━━ PROVIDED RECORDS

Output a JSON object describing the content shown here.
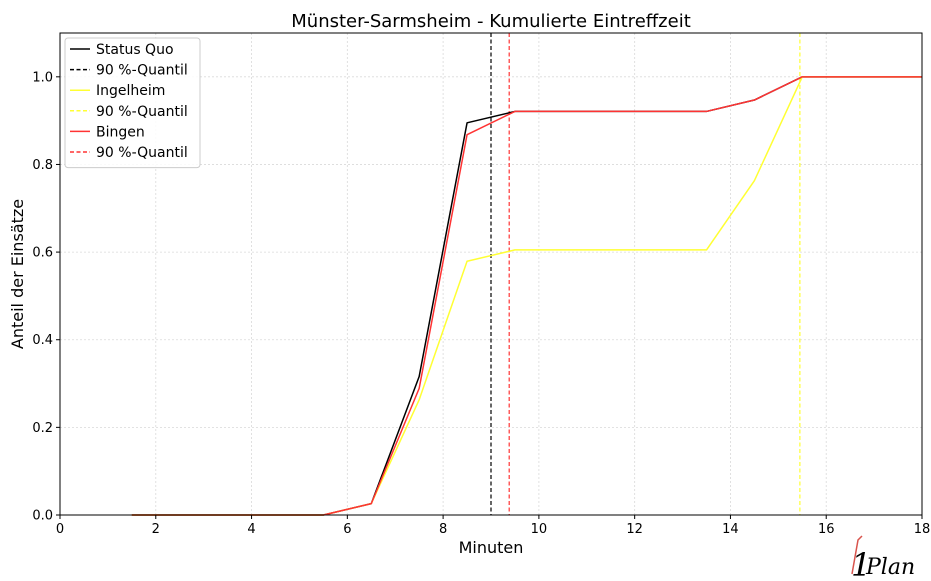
{
  "chart_data": {
    "type": "line",
    "title": "Münster-Sarmsheim - Kumulierte Eintreffzeit",
    "xlabel": "Minuten",
    "ylabel": "Anteil der Einsätze",
    "xlim": [
      0,
      18
    ],
    "ylim": [
      0,
      1.1
    ],
    "x_ticks": [
      0,
      2,
      4,
      6,
      8,
      10,
      12,
      14,
      16,
      18
    ],
    "x_tick_labels": [
      "0",
      "2",
      "4",
      "6",
      "8",
      "10",
      "12",
      "14",
      "16",
      "18"
    ],
    "y_ticks": [
      0,
      0.2,
      0.4,
      0.6,
      0.8,
      1.0
    ],
    "y_tick_labels": [
      "0.0",
      "0.2",
      "0.4",
      "0.6",
      "0.8",
      "1.0"
    ],
    "grid": true,
    "legend_position": "top-left",
    "series": [
      {
        "name": "Status Quo",
        "color": "#000000",
        "style": "solid",
        "x": [
          1.5,
          5.5,
          6.5,
          7.5,
          8.5,
          9.5,
          13.5,
          14.5,
          15.5,
          18
        ],
        "y": [
          0,
          0,
          0.026,
          0.316,
          0.895,
          0.921,
          0.921,
          0.947,
          1.0,
          1.0
        ]
      },
      {
        "name": "Ingelheim",
        "color": "#ffff33",
        "style": "solid",
        "x": [
          1.5,
          5.5,
          6.5,
          7.5,
          8.5,
          9.5,
          13.5,
          14.5,
          15.5,
          18
        ],
        "y": [
          0,
          0,
          0.026,
          0.263,
          0.579,
          0.605,
          0.605,
          0.763,
          1.0,
          1.0
        ]
      },
      {
        "name": "Bingen",
        "color": "#ff3333",
        "style": "solid",
        "x": [
          1.5,
          5.5,
          6.5,
          7.5,
          8.5,
          9.5,
          13.5,
          14.5,
          15.5,
          18
        ],
        "y": [
          0,
          0,
          0.026,
          0.289,
          0.868,
          0.921,
          0.921,
          0.947,
          1.0,
          1.0
        ]
      }
    ],
    "quantile_lines": [
      {
        "name": "90 %-Quantil",
        "x": 9.0,
        "color": "#000000",
        "style": "dashed"
      },
      {
        "name": "90 %-Quantil",
        "x": 15.45,
        "color": "#ffff33",
        "style": "dashed"
      },
      {
        "name": "90 %-Quantil",
        "x": 9.38,
        "color": "#ff3333",
        "style": "dashed"
      }
    ],
    "legend": [
      {
        "label": "Status Quo",
        "color": "#000000",
        "style": "solid"
      },
      {
        "label": "90 %-Quantil",
        "color": "#000000",
        "style": "dashed"
      },
      {
        "label": "Ingelheim",
        "color": "#ffff33",
        "style": "solid"
      },
      {
        "label": "90 %-Quantil",
        "color": "#ffff33",
        "style": "dashed"
      },
      {
        "label": "Bingen",
        "color": "#ff3333",
        "style": "solid"
      },
      {
        "label": "90 %-Quantil",
        "color": "#ff3333",
        "style": "dashed"
      }
    ]
  },
  "logo": {
    "digit": "1",
    "word": "Plan",
    "digit_color": "#d9544d",
    "word_color": "#5a8fa8"
  }
}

━━━━

**SHORT PROBLEM**
Transcribe the whole listing exactly. Pictures are excluded.

**EXERCISE SOLUTION**
Output a JSON object describing the content shown here.
{
  "chart_data": {
    "type": "line",
    "title": "Münster-Sarmsheim - Kumulierte Eintreffzeit",
    "xlabel": "Minuten",
    "ylabel": "Anteil der Einsätze",
    "xlim": [
      0,
      18
    ],
    "ylim": [
      0,
      1.1
    ],
    "x_ticks": [
      0,
      2,
      4,
      6,
      8,
      10,
      12,
      14,
      16,
      18
    ],
    "x_tick_labels": [
      "0",
      "2",
      "4",
      "6",
      "8",
      "10",
      "12",
      "14",
      "16",
      "18"
    ],
    "y_ticks": [
      0,
      0.2,
      0.4,
      0.6,
      0.8,
      1.0
    ],
    "y_tick_labels": [
      "0.0",
      "0.2",
      "0.4",
      "0.6",
      "0.8",
      "1.0"
    ],
    "grid": true,
    "legend_position": "top-left",
    "series": [
      {
        "name": "Status Quo",
        "color": "#000000",
        "style": "solid",
        "x": [
          1.5,
          5.5,
          6.5,
          7.5,
          8.5,
          9.5,
          13.5,
          14.5,
          15.5,
          18
        ],
        "y": [
          0,
          0,
          0.026,
          0.316,
          0.895,
          0.921,
          0.921,
          0.947,
          1.0,
          1.0
        ]
      },
      {
        "name": "Ingelheim",
        "color": "#ffff33",
        "style": "solid",
        "x": [
          1.5,
          5.5,
          6.5,
          7.5,
          8.5,
          9.5,
          13.5,
          14.5,
          15.5,
          18
        ],
        "y": [
          0,
          0,
          0.026,
          0.263,
          0.579,
          0.605,
          0.605,
          0.763,
          1.0,
          1.0
        ]
      },
      {
        "name": "Bingen",
        "color": "#ff3333",
        "style": "solid",
        "x": [
          1.5,
          5.5,
          6.5,
          7.5,
          8.5,
          9.5,
          13.5,
          14.5,
          15.5,
          18
        ],
        "y": [
          0,
          0,
          0.026,
          0.289,
          0.868,
          0.921,
          0.921,
          0.947,
          1.0,
          1.0
        ]
      }
    ],
    "quantile_lines": [
      {
        "name": "90 %-Quantil",
        "x": 9.0,
        "color": "#000000",
        "style": "dashed"
      },
      {
        "name": "90 %-Quantil",
        "x": 15.45,
        "color": "#ffff33",
        "style": "dashed"
      },
      {
        "name": "90 %-Quantil",
        "x": 9.38,
        "color": "#ff3333",
        "style": "dashed"
      }
    ],
    "legend": [
      {
        "label": "Status Quo",
        "color": "#000000",
        "style": "solid"
      },
      {
        "label": "90 %-Quantil",
        "color": "#000000",
        "style": "dashed"
      },
      {
        "label": "Ingelheim",
        "color": "#ffff33",
        "style": "solid"
      },
      {
        "label": "90 %-Quantil",
        "color": "#ffff33",
        "style": "dashed"
      },
      {
        "label": "Bingen",
        "color": "#ff3333",
        "style": "solid"
      },
      {
        "label": "90 %-Quantil",
        "color": "#ff3333",
        "style": "dashed"
      }
    ]
  },
  "logo": {
    "digit": "1",
    "word": "Plan",
    "digit_color": "#d9544d",
    "word_color": "#5a8fa8"
  }
}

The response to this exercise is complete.